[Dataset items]
· · · · · · ·

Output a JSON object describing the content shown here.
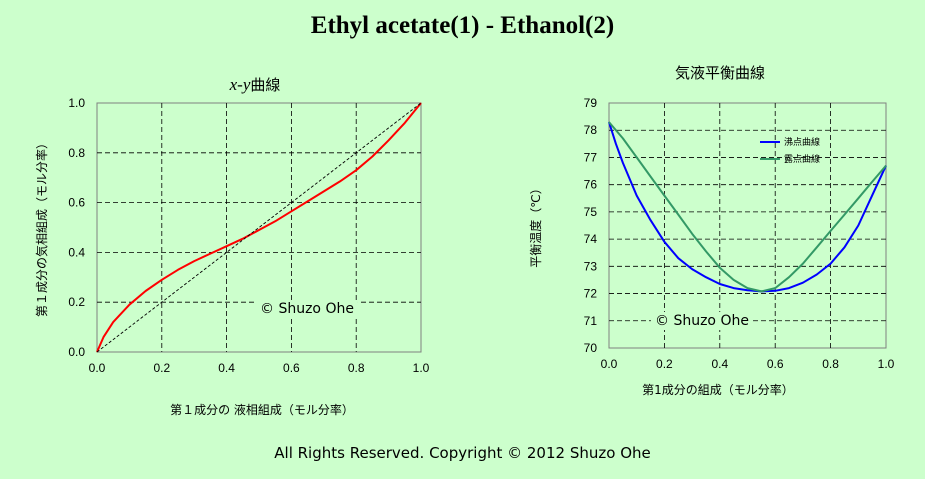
{
  "page_title": "Ethyl acetate(1) - Ethanol(2)",
  "footer": "All Rights Reserved. Copyright © 2012 Shuzo Ohe",
  "chart_data": [
    {
      "type": "line",
      "title_italic": "x-y",
      "title_suffix": "曲線",
      "xlabel": "第１成分の 液相組成（モル分率）",
      "ylabel": "第１成分の気相組成（モル分率）",
      "xlim": [
        0,
        1
      ],
      "ylim": [
        0,
        1
      ],
      "xticks": [
        "0.0",
        "0.2",
        "0.4",
        "0.6",
        "0.8",
        "1.0"
      ],
      "yticks": [
        "0.0",
        "0.2",
        "0.4",
        "0.6",
        "0.8",
        "1.0"
      ],
      "grid": true,
      "watermark": "© Shuzo Ohe",
      "series": [
        {
          "color": "#ff0000",
          "x": [
            0,
            0.02,
            0.05,
            0.1,
            0.15,
            0.2,
            0.25,
            0.3,
            0.35,
            0.4,
            0.45,
            0.5,
            0.55,
            0.6,
            0.65,
            0.7,
            0.75,
            0.8,
            0.85,
            0.9,
            0.95,
            1.0
          ],
          "y": [
            0,
            0.06,
            0.12,
            0.19,
            0.245,
            0.29,
            0.33,
            0.365,
            0.395,
            0.425,
            0.455,
            0.49,
            0.525,
            0.565,
            0.605,
            0.645,
            0.685,
            0.73,
            0.785,
            0.85,
            0.92,
            1.0
          ]
        },
        {
          "color": "#000000",
          "dashed": true,
          "x": [
            0,
            1
          ],
          "y": [
            0,
            1
          ]
        }
      ]
    },
    {
      "type": "line",
      "title": "気液平衡曲線",
      "xlabel": "第1成分の組成（モル分率）",
      "ylabel": "平衡温度（℃）",
      "xlim": [
        0,
        1
      ],
      "ylim": [
        70,
        79
      ],
      "xticks": [
        "0.0",
        "0.2",
        "0.4",
        "0.6",
        "0.8",
        "1.0"
      ],
      "yticks": [
        "70",
        "71",
        "72",
        "73",
        "74",
        "75",
        "76",
        "77",
        "78",
        "79"
      ],
      "grid": true,
      "legend": "top-right",
      "watermark": "© Shuzo Ohe",
      "series": [
        {
          "name": "沸点曲線",
          "color": "#0000ff",
          "x": [
            0,
            0.025,
            0.05,
            0.1,
            0.15,
            0.2,
            0.25,
            0.3,
            0.35,
            0.4,
            0.45,
            0.5,
            0.55,
            0.6,
            0.65,
            0.7,
            0.75,
            0.8,
            0.85,
            0.9,
            0.95,
            1.0
          ],
          "y": [
            78.3,
            77.5,
            76.8,
            75.6,
            74.7,
            73.9,
            73.3,
            72.9,
            72.6,
            72.35,
            72.2,
            72.12,
            72.08,
            72.1,
            72.2,
            72.4,
            72.7,
            73.1,
            73.7,
            74.5,
            75.6,
            76.7
          ]
        },
        {
          "name": "露点曲線",
          "color": "#339966",
          "x": [
            0,
            0.05,
            0.1,
            0.15,
            0.2,
            0.25,
            0.3,
            0.35,
            0.4,
            0.45,
            0.5,
            0.55,
            0.6,
            0.65,
            0.7,
            0.75,
            0.8,
            0.85,
            0.9,
            0.95,
            1.0
          ],
          "y": [
            78.3,
            77.7,
            77.0,
            76.3,
            75.6,
            74.9,
            74.2,
            73.55,
            72.95,
            72.5,
            72.2,
            72.08,
            72.2,
            72.6,
            73.1,
            73.7,
            74.3,
            74.9,
            75.5,
            76.1,
            76.7
          ]
        }
      ]
    }
  ]
}
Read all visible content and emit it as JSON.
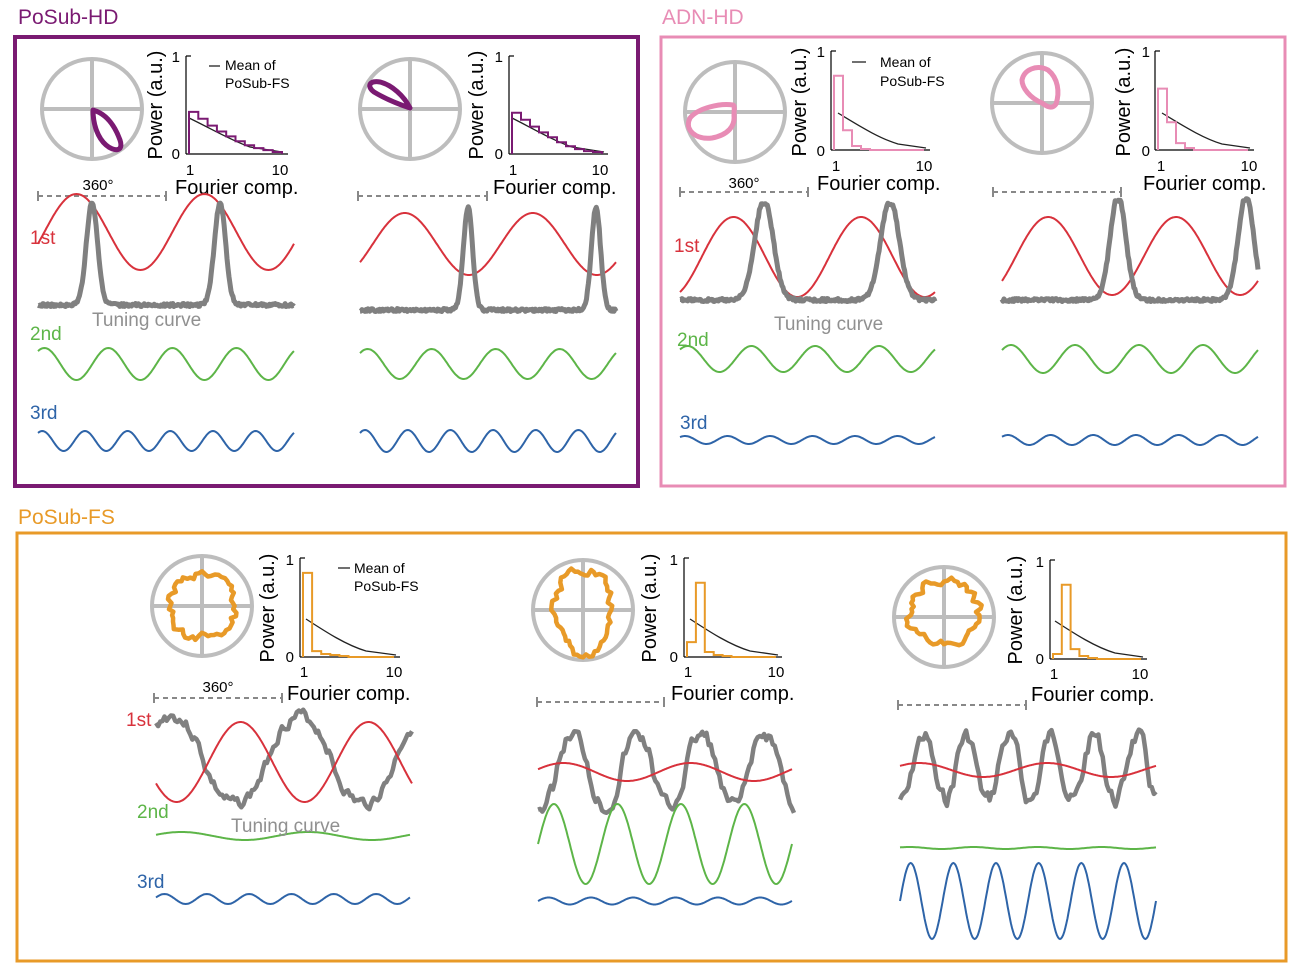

· · · · · · ·

(Directions for this task):
From the records given above, reproduce all text exactly and exclude each picture.

(Exercise result):
Output a JSON object describing the content shown here.
{
  "page_title": "Ethyl acetate(1) - Ethanol(2)",
  "footer": "All Rights Reserved. Copyright © 2012 Shuzo Ohe",
  "chart_data": [
    {
      "type": "line",
      "title_italic": "x-y",
      "title_suffix": "曲線",
      "xlabel": "第１成分の 液相組成（モル分率）",
      "ylabel": "第１成分の気相組成（モル分率）",
      "xlim": [
        0,
        1
      ],
      "ylim": [
        0,
        1
      ],
      "xticks": [
        "0.0",
        "0.2",
        "0.4",
        "0.6",
        "0.8",
        "1.0"
      ],
      "yticks": [
        "0.0",
        "0.2",
        "0.4",
        "0.6",
        "0.8",
        "1.0"
      ],
      "grid": true,
      "watermark": "© Shuzo Ohe",
      "series": [
        {
          "color": "#ff0000",
          "x": [
            0,
            0.02,
            0.05,
            0.1,
            0.15,
            0.2,
            0.25,
            0.3,
            0.35,
            0.4,
            0.45,
            0.5,
            0.55,
            0.6,
            0.65,
            0.7,
            0.75,
            0.8,
            0.85,
            0.9,
            0.95,
            1.0
          ],
          "y": [
            0,
            0.06,
            0.12,
            0.19,
            0.245,
            0.29,
            0.33,
            0.365,
            0.395,
            0.425,
            0.455,
            0.49,
            0.525,
            0.565,
            0.605,
            0.645,
            0.685,
            0.73,
            0.785,
            0.85,
            0.92,
            1.0
          ]
        },
        {
          "color": "#000000",
          "dashed": true,
          "x": [
            0,
            1
          ],
          "y": [
            0,
            1
          ]
        }
      ]
    },
    {
      "type": "line",
      "title": "気液平衡曲線",
      "xlabel": "第1成分の組成（モル分率）",
      "ylabel": "平衡温度（℃）",
      "xlim": [
        0,
        1
      ],
      "ylim": [
        70,
        79
      ],
      "xticks": [
        "0.0",
        "0.2",
        "0.4",
        "0.6",
        "0.8",
        "1.0"
      ],
      "yticks": [
        "70",
        "71",
        "72",
        "73",
        "74",
        "75",
        "76",
        "77",
        "78",
        "79"
      ],
      "grid": true,
      "legend": "top-right",
      "watermark": "© Shuzo Ohe",
      "series": [
        {
          "name": "沸点曲線",
          "color": "#0000ff",
          "x": [
            0,
            0.025,
            0.05,
            0.1,
            0.15,
            0.2,
            0.25,
            0.3,
            0.35,
            0.4,
            0.45,
            0.5,
            0.55,
            0.6,
            0.65,
            0.7,
            0.75,
            0.8,
            0.85,
            0.9,
            0.95,
            1.0
          ],
          "y": [
            78.3,
            77.5,
            76.8,
            75.6,
            74.7,
            73.9,
            73.3,
            72.9,
            72.6,
            72.35,
            72.2,
            72.12,
            72.08,
            72.1,
            72.2,
            72.4,
            72.7,
            73.1,
            73.7,
            74.5,
            75.6,
            76.7
          ]
        },
        {
          "name": "露点曲線",
          "color": "#339966",
          "x": [
            0,
            0.05,
            0.1,
            0.15,
            0.2,
            0.25,
            0.3,
            0.35,
            0.4,
            0.45,
            0.5,
            0.55,
            0.6,
            0.65,
            0.7,
            0.75,
            0.8,
            0.85,
            0.9,
            0.95,
            1.0
          ],
          "y": [
            78.3,
            77.7,
            77.0,
            76.3,
            75.6,
            74.9,
            74.2,
            73.55,
            72.95,
            72.5,
            72.2,
            72.08,
            72.2,
            72.6,
            73.1,
            73.7,
            74.3,
            74.9,
            75.5,
            76.1,
            76.7
          ]
        }
      ]
    }
  ]
}
Read all visible content and emit it as JSON.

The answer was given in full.